* YOUR INSTRUCTIONS:
Skip all pictures, then print the remaining material exactly.

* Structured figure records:
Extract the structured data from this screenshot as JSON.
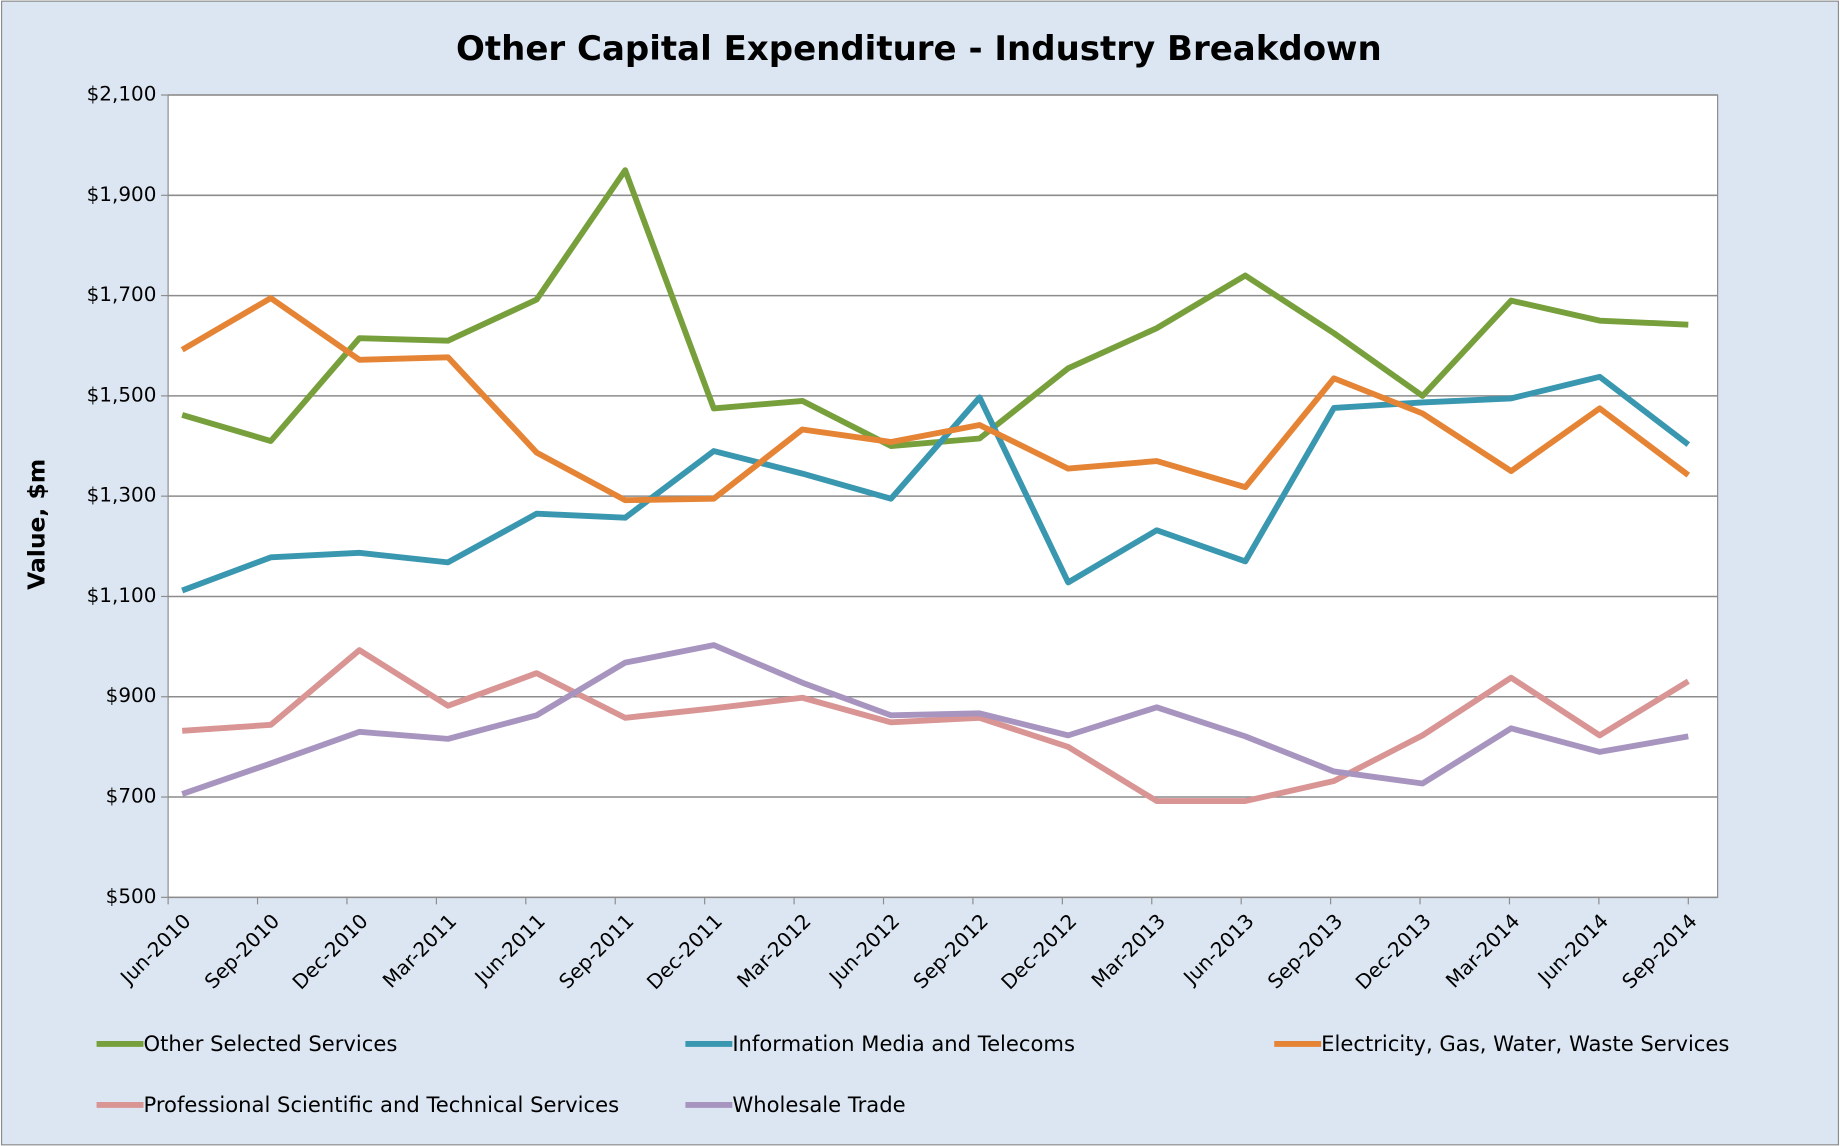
{
  "chart_data": {
    "type": "line",
    "title": "Other Capital Expenditure - Industry Breakdown",
    "y_label": "Value, $m",
    "categories": [
      "Jun-2010",
      "Sep-2010",
      "Dec-2010",
      "Mar-2011",
      "Jun-2011",
      "Sep-2011",
      "Dec-2011",
      "Mar-2012",
      "Jun-2012",
      "Sep-2012",
      "Dec-2012",
      "Mar-2013",
      "Jun-2013",
      "Sep-2013",
      "Dec-2013",
      "Mar-2014",
      "Jun-2014",
      "Sep-2014"
    ],
    "series": [
      {
        "name": "Other Selected Services",
        "color": "#77a03c",
        "values": [
          1462,
          1410,
          1615,
          1610,
          1692,
          1950,
          1475,
          1490,
          1400,
          1415,
          1555,
          1635,
          1740,
          1625,
          1500,
          1690,
          1650,
          1642
        ]
      },
      {
        "name": "Information Media and Telecoms",
        "color": "#3a97b0",
        "values": [
          1112,
          1178,
          1187,
          1168,
          1265,
          1257,
          1390,
          1345,
          1295,
          1497,
          1128,
          1232,
          1170,
          1476,
          1487,
          1495,
          1538,
          1403
        ]
      },
      {
        "name": "Electricity, Gas, Water, Waste Services",
        "color": "#e58435",
        "values": [
          1592,
          1695,
          1572,
          1577,
          1387,
          1292,
          1295,
          1433,
          1408,
          1442,
          1355,
          1370,
          1318,
          1535,
          1465,
          1350,
          1475,
          1342
        ]
      },
      {
        "name": "Professional Scientific and Technical Services",
        "color": "#d99494",
        "values": [
          832,
          844,
          993,
          882,
          947,
          858,
          877,
          898,
          849,
          858,
          800,
          692,
          692,
          732,
          823,
          938,
          823,
          931
        ]
      },
      {
        "name": "Wholesale Trade",
        "color": "#a795c0",
        "values": [
          706,
          767,
          830,
          816,
          863,
          968,
          1003,
          928,
          863,
          867,
          823,
          879,
          821,
          751,
          727,
          837,
          790,
          821
        ]
      }
    ],
    "ylim": [
      500,
      2100
    ],
    "yticks": [
      {
        "value": 500,
        "label": "$500"
      },
      {
        "value": 700,
        "label": "$700"
      },
      {
        "value": 900,
        "label": "$900"
      },
      {
        "value": 1100,
        "label": "$1,100"
      },
      {
        "value": 1300,
        "label": "$1,300"
      },
      {
        "value": 1500,
        "label": "$1,500"
      },
      {
        "value": 1700,
        "label": "$1,700"
      },
      {
        "value": 1900,
        "label": "$1,900"
      },
      {
        "value": 2100,
        "label": "$2,100"
      }
    ],
    "grid": true
  }
}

* PROBLEM SOLUTION:
Extract the structured data from this screenshot as JSON.
{
  "chart_data": {
    "type": "line",
    "title": "Other Capital Expenditure - Industry Breakdown",
    "y_label": "Value, $m",
    "categories": [
      "Jun-2010",
      "Sep-2010",
      "Dec-2010",
      "Mar-2011",
      "Jun-2011",
      "Sep-2011",
      "Dec-2011",
      "Mar-2012",
      "Jun-2012",
      "Sep-2012",
      "Dec-2012",
      "Mar-2013",
      "Jun-2013",
      "Sep-2013",
      "Dec-2013",
      "Mar-2014",
      "Jun-2014",
      "Sep-2014"
    ],
    "series": [
      {
        "name": "Other Selected Services",
        "color": "#77a03c",
        "values": [
          1462,
          1410,
          1615,
          1610,
          1692,
          1950,
          1475,
          1490,
          1400,
          1415,
          1555,
          1635,
          1740,
          1625,
          1500,
          1690,
          1650,
          1642
        ]
      },
      {
        "name": "Information Media and Telecoms",
        "color": "#3a97b0",
        "values": [
          1112,
          1178,
          1187,
          1168,
          1265,
          1257,
          1390,
          1345,
          1295,
          1497,
          1128,
          1232,
          1170,
          1476,
          1487,
          1495,
          1538,
          1403
        ]
      },
      {
        "name": "Electricity, Gas, Water, Waste Services",
        "color": "#e58435",
        "values": [
          1592,
          1695,
          1572,
          1577,
          1387,
          1292,
          1295,
          1433,
          1408,
          1442,
          1355,
          1370,
          1318,
          1535,
          1465,
          1350,
          1475,
          1342
        ]
      },
      {
        "name": "Professional Scientific and Technical Services",
        "color": "#d99494",
        "values": [
          832,
          844,
          993,
          882,
          947,
          858,
          877,
          898,
          849,
          858,
          800,
          692,
          692,
          732,
          823,
          938,
          823,
          931
        ]
      },
      {
        "name": "Wholesale Trade",
        "color": "#a795c0",
        "values": [
          706,
          767,
          830,
          816,
          863,
          968,
          1003,
          928,
          863,
          867,
          823,
          879,
          821,
          751,
          727,
          837,
          790,
          821
        ]
      }
    ],
    "ylim": [
      500,
      2100
    ],
    "yticks": [
      {
        "value": 500,
        "label": "$500"
      },
      {
        "value": 700,
        "label": "$700"
      },
      {
        "value": 900,
        "label": "$900"
      },
      {
        "value": 1100,
        "label": "$1,100"
      },
      {
        "value": 1300,
        "label": "$1,300"
      },
      {
        "value": 1500,
        "label": "$1,500"
      },
      {
        "value": 1700,
        "label": "$1,700"
      },
      {
        "value": 1900,
        "label": "$1,900"
      },
      {
        "value": 2100,
        "label": "$2,100"
      }
    ],
    "grid": true
  }
}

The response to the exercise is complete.